WORK TO BE COMPLETED:
Each line of the records below that holds "Terms" should be returned.

[DATASET RECORDS — start]

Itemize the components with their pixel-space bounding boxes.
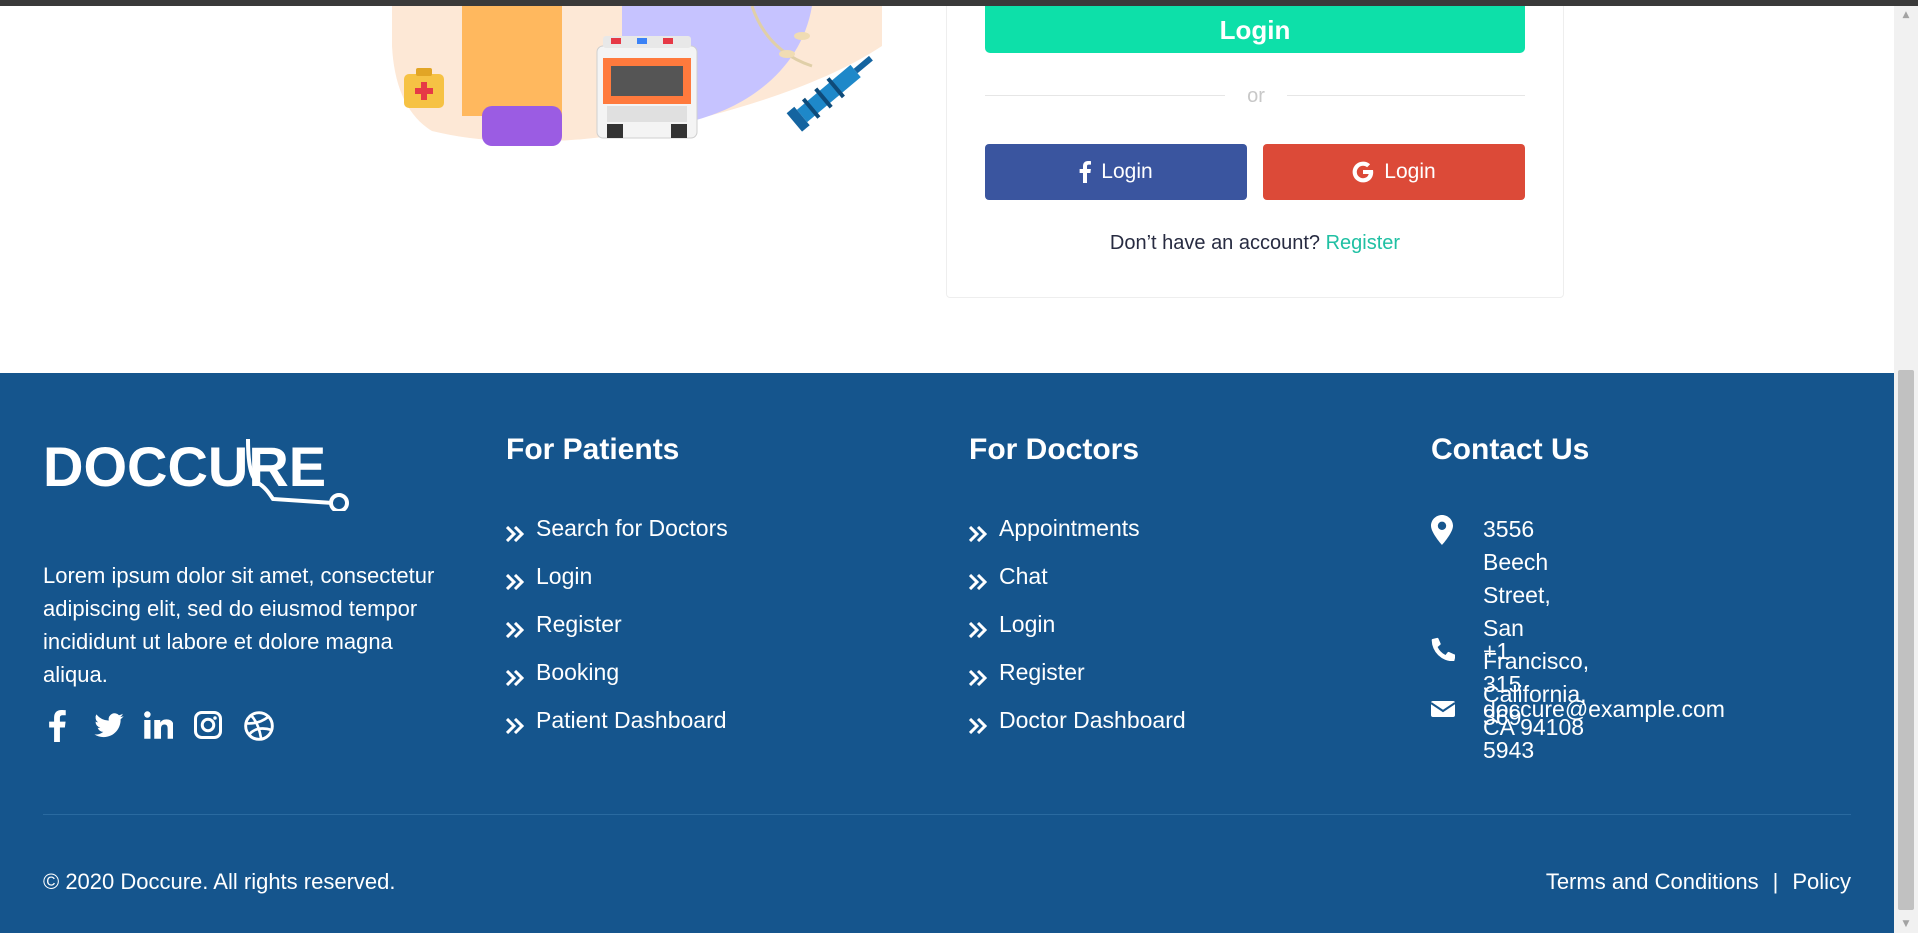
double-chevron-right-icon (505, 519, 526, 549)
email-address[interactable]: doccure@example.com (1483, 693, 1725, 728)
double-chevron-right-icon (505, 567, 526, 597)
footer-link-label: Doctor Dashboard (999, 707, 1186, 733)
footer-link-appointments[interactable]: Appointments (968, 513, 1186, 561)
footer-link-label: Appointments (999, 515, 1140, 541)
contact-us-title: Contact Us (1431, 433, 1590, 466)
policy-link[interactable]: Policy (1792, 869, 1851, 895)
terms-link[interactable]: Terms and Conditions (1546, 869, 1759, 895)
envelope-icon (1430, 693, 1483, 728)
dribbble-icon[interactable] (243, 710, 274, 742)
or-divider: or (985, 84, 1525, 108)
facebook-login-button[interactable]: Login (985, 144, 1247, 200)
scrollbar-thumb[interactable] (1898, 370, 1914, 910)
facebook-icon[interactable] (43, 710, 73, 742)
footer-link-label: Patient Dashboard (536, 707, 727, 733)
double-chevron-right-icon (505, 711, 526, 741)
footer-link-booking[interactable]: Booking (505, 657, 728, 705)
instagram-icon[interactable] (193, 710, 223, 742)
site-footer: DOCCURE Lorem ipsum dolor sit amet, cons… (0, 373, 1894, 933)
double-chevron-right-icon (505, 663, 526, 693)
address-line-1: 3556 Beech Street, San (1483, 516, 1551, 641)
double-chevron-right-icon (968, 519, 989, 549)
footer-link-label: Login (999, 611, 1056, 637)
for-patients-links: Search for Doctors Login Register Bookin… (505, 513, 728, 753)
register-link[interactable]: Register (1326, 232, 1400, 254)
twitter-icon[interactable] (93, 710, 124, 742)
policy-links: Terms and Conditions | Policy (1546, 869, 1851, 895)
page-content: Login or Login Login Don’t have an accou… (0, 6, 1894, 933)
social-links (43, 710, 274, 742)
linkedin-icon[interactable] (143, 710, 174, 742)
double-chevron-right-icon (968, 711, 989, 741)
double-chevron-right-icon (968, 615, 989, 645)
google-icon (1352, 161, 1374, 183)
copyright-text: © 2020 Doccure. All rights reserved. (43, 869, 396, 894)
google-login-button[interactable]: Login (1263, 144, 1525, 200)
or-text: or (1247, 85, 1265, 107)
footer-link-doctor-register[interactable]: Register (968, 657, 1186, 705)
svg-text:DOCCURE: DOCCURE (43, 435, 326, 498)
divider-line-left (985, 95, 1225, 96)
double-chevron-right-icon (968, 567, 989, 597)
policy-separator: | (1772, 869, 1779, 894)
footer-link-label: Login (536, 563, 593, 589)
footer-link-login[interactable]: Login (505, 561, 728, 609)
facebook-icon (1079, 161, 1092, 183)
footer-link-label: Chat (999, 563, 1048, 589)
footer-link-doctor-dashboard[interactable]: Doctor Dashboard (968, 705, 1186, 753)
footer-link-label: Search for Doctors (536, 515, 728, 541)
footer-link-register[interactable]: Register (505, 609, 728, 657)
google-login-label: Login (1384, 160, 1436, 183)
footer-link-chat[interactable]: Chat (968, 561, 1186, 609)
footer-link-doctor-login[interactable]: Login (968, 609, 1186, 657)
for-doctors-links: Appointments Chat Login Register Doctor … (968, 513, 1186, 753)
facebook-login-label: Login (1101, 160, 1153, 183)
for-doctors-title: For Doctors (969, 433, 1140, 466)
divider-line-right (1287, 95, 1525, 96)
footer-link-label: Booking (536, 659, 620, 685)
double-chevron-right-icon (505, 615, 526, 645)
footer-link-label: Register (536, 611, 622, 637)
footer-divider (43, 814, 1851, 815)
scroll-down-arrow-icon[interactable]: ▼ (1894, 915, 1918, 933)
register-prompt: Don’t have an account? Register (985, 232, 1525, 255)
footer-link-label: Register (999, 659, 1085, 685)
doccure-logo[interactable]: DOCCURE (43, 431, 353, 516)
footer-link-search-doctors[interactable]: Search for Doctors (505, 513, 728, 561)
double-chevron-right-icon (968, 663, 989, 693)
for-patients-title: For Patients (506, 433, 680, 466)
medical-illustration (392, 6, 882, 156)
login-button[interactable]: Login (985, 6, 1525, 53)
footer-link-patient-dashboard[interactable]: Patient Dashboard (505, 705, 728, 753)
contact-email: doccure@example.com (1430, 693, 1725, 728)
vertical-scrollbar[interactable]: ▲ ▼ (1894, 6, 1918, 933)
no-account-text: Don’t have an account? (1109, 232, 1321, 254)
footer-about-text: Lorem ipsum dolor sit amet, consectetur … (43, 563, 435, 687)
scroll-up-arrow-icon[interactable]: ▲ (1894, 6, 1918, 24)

[DATASET RECORDS — finish]
[DATASET RECORDS — start]

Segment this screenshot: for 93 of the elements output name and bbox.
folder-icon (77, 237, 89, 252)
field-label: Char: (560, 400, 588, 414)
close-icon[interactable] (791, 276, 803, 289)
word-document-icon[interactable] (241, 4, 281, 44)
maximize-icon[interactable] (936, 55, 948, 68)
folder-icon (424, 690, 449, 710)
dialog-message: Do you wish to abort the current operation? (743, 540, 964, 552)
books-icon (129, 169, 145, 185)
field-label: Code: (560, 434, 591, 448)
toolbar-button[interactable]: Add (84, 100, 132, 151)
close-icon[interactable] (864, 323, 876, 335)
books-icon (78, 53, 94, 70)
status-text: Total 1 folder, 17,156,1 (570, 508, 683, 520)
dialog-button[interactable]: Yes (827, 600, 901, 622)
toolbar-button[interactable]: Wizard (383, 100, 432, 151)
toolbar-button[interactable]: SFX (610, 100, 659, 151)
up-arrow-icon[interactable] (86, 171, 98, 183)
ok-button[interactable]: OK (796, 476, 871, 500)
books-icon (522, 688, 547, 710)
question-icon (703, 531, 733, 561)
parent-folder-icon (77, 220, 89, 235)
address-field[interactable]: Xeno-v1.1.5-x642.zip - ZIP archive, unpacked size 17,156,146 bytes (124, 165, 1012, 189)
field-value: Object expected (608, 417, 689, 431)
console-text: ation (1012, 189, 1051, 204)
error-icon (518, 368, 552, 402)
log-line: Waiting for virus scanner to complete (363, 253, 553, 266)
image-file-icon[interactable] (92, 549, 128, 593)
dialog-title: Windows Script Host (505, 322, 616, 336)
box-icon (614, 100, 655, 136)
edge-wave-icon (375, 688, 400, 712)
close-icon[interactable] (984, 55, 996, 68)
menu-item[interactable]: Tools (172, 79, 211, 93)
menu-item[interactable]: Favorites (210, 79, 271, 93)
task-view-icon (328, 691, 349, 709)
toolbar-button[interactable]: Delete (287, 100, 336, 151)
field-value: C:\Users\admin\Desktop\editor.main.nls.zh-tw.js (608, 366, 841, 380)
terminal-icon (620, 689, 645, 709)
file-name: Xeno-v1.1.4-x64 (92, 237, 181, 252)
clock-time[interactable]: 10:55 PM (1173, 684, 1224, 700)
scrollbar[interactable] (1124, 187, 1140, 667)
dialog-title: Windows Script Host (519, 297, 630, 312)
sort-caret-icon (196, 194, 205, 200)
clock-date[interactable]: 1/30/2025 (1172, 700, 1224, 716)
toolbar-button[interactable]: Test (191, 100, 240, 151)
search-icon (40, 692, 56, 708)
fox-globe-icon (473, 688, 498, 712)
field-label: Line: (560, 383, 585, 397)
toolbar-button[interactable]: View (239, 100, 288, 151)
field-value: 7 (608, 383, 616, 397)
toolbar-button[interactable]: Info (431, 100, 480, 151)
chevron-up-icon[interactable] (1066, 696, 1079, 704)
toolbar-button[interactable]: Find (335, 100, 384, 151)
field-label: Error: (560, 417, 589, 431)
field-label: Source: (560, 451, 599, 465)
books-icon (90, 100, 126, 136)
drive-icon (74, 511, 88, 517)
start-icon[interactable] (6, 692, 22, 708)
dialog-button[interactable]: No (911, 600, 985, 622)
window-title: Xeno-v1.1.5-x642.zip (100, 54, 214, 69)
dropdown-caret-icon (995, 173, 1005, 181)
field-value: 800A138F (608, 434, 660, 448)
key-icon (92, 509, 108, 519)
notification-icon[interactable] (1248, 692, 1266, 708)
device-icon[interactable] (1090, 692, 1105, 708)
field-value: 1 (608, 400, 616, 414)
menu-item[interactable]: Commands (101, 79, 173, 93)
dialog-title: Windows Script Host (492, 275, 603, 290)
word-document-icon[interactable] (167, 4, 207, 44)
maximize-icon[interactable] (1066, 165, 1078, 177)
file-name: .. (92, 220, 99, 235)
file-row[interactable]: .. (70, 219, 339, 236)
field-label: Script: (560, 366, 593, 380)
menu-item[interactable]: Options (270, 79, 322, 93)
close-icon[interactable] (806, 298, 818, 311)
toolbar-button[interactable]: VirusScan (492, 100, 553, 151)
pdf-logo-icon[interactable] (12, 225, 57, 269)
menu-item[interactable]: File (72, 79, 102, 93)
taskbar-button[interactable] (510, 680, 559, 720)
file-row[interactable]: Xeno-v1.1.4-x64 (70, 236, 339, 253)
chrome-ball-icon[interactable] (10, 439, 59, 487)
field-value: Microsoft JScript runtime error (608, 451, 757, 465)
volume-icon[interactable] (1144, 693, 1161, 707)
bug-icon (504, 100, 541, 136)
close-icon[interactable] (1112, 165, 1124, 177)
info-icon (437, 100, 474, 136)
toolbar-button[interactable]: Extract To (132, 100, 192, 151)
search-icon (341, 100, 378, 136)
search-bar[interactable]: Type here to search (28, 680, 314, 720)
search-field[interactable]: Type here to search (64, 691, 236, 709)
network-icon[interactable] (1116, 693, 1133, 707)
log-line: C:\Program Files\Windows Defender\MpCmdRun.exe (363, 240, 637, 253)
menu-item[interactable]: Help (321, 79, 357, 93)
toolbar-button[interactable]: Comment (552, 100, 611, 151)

[DATASET RECORDS — finish]

SOLVED PROBLEM:
terms-link[interactable]: Terms and Conditions (1546, 869, 1759, 895)
policy-links: Terms and Conditions | Policy (1546, 869, 1851, 895)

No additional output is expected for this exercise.